> PROVIDED INFORMATION:
----------------------------------------

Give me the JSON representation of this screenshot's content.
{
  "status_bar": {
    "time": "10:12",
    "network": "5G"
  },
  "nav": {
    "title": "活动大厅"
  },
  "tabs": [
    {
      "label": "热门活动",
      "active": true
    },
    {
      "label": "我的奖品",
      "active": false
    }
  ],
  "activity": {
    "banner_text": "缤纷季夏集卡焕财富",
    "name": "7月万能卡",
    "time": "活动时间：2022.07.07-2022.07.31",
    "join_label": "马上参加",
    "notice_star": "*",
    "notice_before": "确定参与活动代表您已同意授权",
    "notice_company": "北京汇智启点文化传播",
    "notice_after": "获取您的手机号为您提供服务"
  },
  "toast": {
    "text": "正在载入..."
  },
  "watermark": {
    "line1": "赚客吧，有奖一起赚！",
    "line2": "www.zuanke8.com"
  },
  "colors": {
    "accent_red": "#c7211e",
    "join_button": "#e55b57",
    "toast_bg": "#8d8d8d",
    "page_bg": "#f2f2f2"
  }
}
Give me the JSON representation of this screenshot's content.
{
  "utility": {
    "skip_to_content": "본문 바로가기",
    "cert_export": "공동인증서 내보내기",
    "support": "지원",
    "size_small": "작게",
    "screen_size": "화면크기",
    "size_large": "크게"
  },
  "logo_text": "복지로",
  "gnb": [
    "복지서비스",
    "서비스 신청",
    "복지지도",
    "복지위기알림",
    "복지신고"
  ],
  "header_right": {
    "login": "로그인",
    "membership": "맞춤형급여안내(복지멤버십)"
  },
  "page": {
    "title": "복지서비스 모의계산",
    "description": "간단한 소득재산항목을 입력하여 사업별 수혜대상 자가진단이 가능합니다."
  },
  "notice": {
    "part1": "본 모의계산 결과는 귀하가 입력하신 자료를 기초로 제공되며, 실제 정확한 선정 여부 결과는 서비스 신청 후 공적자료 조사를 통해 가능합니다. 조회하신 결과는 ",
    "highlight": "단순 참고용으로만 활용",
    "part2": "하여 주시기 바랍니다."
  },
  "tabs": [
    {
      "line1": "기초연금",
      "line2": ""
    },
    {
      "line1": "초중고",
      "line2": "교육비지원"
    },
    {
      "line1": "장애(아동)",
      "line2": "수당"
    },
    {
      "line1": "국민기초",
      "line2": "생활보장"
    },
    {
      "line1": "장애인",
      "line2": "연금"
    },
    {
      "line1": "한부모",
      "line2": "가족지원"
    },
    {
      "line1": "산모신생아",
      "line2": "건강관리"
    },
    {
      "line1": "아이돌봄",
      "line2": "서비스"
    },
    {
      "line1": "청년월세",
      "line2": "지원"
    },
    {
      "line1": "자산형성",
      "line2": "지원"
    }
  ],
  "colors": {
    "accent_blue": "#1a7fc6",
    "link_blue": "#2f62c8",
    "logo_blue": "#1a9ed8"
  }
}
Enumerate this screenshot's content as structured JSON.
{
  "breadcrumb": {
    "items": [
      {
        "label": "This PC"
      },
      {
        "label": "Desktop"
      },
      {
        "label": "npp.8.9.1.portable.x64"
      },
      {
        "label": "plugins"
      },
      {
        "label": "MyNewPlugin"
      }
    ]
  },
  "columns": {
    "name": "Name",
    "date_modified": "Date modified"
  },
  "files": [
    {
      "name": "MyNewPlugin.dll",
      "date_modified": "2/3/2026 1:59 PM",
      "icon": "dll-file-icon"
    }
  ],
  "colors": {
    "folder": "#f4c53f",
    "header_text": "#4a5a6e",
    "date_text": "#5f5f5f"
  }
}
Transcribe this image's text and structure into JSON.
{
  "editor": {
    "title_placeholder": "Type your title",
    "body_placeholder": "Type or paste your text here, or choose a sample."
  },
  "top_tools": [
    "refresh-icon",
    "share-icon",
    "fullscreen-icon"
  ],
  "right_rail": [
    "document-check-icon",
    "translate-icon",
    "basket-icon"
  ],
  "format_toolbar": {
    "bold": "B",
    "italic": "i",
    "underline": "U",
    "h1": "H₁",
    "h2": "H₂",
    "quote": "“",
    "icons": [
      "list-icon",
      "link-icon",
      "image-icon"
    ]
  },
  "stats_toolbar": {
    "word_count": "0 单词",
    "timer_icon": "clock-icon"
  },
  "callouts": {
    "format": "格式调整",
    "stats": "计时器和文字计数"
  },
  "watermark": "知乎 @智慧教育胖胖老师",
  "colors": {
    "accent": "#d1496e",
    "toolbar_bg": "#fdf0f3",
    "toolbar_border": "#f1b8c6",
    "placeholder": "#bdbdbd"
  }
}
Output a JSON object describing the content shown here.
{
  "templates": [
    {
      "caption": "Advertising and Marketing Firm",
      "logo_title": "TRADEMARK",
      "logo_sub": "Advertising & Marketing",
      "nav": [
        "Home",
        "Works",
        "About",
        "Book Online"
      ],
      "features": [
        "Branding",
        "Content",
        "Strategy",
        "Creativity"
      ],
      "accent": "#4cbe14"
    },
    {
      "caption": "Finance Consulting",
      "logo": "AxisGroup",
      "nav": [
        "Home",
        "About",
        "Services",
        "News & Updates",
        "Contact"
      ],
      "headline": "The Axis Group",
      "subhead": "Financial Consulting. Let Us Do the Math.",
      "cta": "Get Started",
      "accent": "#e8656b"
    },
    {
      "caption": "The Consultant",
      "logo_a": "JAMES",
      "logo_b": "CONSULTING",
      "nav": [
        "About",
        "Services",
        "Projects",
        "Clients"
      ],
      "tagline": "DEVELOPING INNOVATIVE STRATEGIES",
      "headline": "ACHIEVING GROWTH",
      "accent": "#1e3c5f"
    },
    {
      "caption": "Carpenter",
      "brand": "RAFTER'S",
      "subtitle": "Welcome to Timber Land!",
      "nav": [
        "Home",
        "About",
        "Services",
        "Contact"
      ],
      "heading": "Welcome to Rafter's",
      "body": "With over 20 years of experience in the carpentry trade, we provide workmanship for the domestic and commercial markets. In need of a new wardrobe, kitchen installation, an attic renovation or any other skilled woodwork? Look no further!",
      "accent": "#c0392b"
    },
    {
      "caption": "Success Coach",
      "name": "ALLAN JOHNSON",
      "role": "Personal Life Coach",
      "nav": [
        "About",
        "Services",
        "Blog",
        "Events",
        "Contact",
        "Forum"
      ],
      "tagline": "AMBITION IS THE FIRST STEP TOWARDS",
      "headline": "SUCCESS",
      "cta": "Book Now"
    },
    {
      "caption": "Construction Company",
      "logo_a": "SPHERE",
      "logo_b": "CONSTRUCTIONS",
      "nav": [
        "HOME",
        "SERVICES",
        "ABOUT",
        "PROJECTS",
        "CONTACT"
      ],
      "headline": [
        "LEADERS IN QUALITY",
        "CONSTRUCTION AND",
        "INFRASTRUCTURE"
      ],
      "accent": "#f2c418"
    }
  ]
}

----------------------------------------

> PROBLEM DETAILS: Extract each line holding the word "tagline" from the records.

> EXERCISE SOLUTION:
      "tagline": "DEVELOPING INNOVATIVE STRATEGIES",
      "tagline": "AMBITION IS THE FIRST STEP TOWARDS",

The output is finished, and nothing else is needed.